• [AIM]:
Skip the pictures and repeat each line of the data exactly.

═════ INFORMATION PROVIDED

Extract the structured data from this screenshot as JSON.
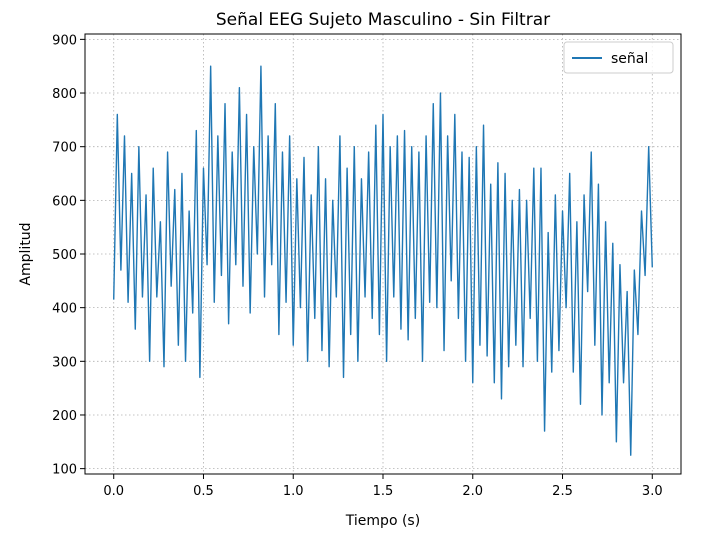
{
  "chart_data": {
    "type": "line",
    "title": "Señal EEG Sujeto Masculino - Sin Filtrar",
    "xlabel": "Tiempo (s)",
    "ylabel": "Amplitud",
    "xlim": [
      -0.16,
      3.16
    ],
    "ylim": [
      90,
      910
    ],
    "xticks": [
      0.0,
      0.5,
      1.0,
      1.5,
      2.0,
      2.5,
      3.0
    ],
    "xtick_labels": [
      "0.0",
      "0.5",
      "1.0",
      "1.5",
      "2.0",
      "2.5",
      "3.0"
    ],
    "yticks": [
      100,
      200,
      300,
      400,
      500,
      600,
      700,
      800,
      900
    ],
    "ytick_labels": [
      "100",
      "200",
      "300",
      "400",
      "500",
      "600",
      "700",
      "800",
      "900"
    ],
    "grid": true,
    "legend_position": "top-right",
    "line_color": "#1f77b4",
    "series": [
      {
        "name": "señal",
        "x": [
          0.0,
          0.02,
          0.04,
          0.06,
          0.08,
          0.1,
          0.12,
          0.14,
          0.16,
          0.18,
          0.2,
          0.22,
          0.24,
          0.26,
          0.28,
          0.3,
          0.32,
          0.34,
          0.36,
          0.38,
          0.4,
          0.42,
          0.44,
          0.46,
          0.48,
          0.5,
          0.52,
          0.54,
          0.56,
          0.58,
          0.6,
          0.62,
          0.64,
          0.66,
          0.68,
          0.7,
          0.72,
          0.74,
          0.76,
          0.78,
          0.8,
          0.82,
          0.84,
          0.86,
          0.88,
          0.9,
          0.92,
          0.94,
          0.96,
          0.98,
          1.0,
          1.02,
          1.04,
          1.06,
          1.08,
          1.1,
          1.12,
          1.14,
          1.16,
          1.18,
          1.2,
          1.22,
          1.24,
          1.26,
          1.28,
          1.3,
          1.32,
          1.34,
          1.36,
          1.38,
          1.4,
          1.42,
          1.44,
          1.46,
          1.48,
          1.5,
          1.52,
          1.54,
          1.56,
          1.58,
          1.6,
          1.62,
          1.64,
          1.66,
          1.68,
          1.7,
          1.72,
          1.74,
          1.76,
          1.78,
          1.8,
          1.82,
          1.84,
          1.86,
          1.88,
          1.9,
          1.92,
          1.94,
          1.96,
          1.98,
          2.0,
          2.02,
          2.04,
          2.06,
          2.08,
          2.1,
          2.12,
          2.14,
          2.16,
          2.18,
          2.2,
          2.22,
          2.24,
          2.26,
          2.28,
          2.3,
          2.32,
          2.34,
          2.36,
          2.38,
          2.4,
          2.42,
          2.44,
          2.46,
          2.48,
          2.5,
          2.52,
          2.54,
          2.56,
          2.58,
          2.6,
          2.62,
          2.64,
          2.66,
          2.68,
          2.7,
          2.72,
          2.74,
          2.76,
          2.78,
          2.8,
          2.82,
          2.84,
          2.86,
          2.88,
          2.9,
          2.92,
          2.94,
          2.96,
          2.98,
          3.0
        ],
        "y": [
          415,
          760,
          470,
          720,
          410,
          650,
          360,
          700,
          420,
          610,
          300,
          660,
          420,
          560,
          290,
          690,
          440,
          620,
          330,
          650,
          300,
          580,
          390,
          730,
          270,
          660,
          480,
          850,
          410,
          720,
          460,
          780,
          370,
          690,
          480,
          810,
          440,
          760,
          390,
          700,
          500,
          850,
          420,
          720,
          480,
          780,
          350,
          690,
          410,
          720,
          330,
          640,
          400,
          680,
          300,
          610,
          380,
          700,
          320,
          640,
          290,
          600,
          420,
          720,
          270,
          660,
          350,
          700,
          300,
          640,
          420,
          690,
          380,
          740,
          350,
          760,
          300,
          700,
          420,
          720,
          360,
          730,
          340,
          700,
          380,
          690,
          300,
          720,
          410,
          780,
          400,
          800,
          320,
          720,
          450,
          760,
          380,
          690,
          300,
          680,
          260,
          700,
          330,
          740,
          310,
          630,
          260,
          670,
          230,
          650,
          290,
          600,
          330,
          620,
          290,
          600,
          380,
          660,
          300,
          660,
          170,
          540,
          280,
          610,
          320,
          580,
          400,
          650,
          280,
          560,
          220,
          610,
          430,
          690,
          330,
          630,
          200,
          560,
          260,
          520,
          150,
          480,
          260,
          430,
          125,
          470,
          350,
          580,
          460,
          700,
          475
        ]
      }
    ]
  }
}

══════════

• [FINISHED ANSWER]:
Extract the structured data from this screenshot as JSON.
{
  "chart_data": {
    "type": "line",
    "title": "Señal EEG Sujeto Masculino - Sin Filtrar",
    "xlabel": "Tiempo (s)",
    "ylabel": "Amplitud",
    "xlim": [
      -0.16,
      3.16
    ],
    "ylim": [
      90,
      910
    ],
    "xticks": [
      0.0,
      0.5,
      1.0,
      1.5,
      2.0,
      2.5,
      3.0
    ],
    "xtick_labels": [
      "0.0",
      "0.5",
      "1.0",
      "1.5",
      "2.0",
      "2.5",
      "3.0"
    ],
    "yticks": [
      100,
      200,
      300,
      400,
      500,
      600,
      700,
      800,
      900
    ],
    "ytick_labels": [
      "100",
      "200",
      "300",
      "400",
      "500",
      "600",
      "700",
      "800",
      "900"
    ],
    "grid": true,
    "legend_position": "top-right",
    "line_color": "#1f77b4",
    "series": [
      {
        "name": "señal",
        "x": [
          0.0,
          0.02,
          0.04,
          0.06,
          0.08,
          0.1,
          0.12,
          0.14,
          0.16,
          0.18,
          0.2,
          0.22,
          0.24,
          0.26,
          0.28,
          0.3,
          0.32,
          0.34,
          0.36,
          0.38,
          0.4,
          0.42,
          0.44,
          0.46,
          0.48,
          0.5,
          0.52,
          0.54,
          0.56,
          0.58,
          0.6,
          0.62,
          0.64,
          0.66,
          0.68,
          0.7,
          0.72,
          0.74,
          0.76,
          0.78,
          0.8,
          0.82,
          0.84,
          0.86,
          0.88,
          0.9,
          0.92,
          0.94,
          0.96,
          0.98,
          1.0,
          1.02,
          1.04,
          1.06,
          1.08,
          1.1,
          1.12,
          1.14,
          1.16,
          1.18,
          1.2,
          1.22,
          1.24,
          1.26,
          1.28,
          1.3,
          1.32,
          1.34,
          1.36,
          1.38,
          1.4,
          1.42,
          1.44,
          1.46,
          1.48,
          1.5,
          1.52,
          1.54,
          1.56,
          1.58,
          1.6,
          1.62,
          1.64,
          1.66,
          1.68,
          1.7,
          1.72,
          1.74,
          1.76,
          1.78,
          1.8,
          1.82,
          1.84,
          1.86,
          1.88,
          1.9,
          1.92,
          1.94,
          1.96,
          1.98,
          2.0,
          2.02,
          2.04,
          2.06,
          2.08,
          2.1,
          2.12,
          2.14,
          2.16,
          2.18,
          2.2,
          2.22,
          2.24,
          2.26,
          2.28,
          2.3,
          2.32,
          2.34,
          2.36,
          2.38,
          2.4,
          2.42,
          2.44,
          2.46,
          2.48,
          2.5,
          2.52,
          2.54,
          2.56,
          2.58,
          2.6,
          2.62,
          2.64,
          2.66,
          2.68,
          2.7,
          2.72,
          2.74,
          2.76,
          2.78,
          2.8,
          2.82,
          2.84,
          2.86,
          2.88,
          2.9,
          2.92,
          2.94,
          2.96,
          2.98,
          3.0
        ],
        "y": [
          415,
          760,
          470,
          720,
          410,
          650,
          360,
          700,
          420,
          610,
          300,
          660,
          420,
          560,
          290,
          690,
          440,
          620,
          330,
          650,
          300,
          580,
          390,
          730,
          270,
          660,
          480,
          850,
          410,
          720,
          460,
          780,
          370,
          690,
          480,
          810,
          440,
          760,
          390,
          700,
          500,
          850,
          420,
          720,
          480,
          780,
          350,
          690,
          410,
          720,
          330,
          640,
          400,
          680,
          300,
          610,
          380,
          700,
          320,
          640,
          290,
          600,
          420,
          720,
          270,
          660,
          350,
          700,
          300,
          640,
          420,
          690,
          380,
          740,
          350,
          760,
          300,
          700,
          420,
          720,
          360,
          730,
          340,
          700,
          380,
          690,
          300,
          720,
          410,
          780,
          400,
          800,
          320,
          720,
          450,
          760,
          380,
          690,
          300,
          680,
          260,
          700,
          330,
          740,
          310,
          630,
          260,
          670,
          230,
          650,
          290,
          600,
          330,
          620,
          290,
          600,
          380,
          660,
          300,
          660,
          170,
          540,
          280,
          610,
          320,
          580,
          400,
          650,
          280,
          560,
          220,
          610,
          430,
          690,
          330,
          630,
          200,
          560,
          260,
          520,
          150,
          480,
          260,
          430,
          125,
          470,
          350,
          580,
          460,
          700,
          475
        ]
      }
    ]
  }
}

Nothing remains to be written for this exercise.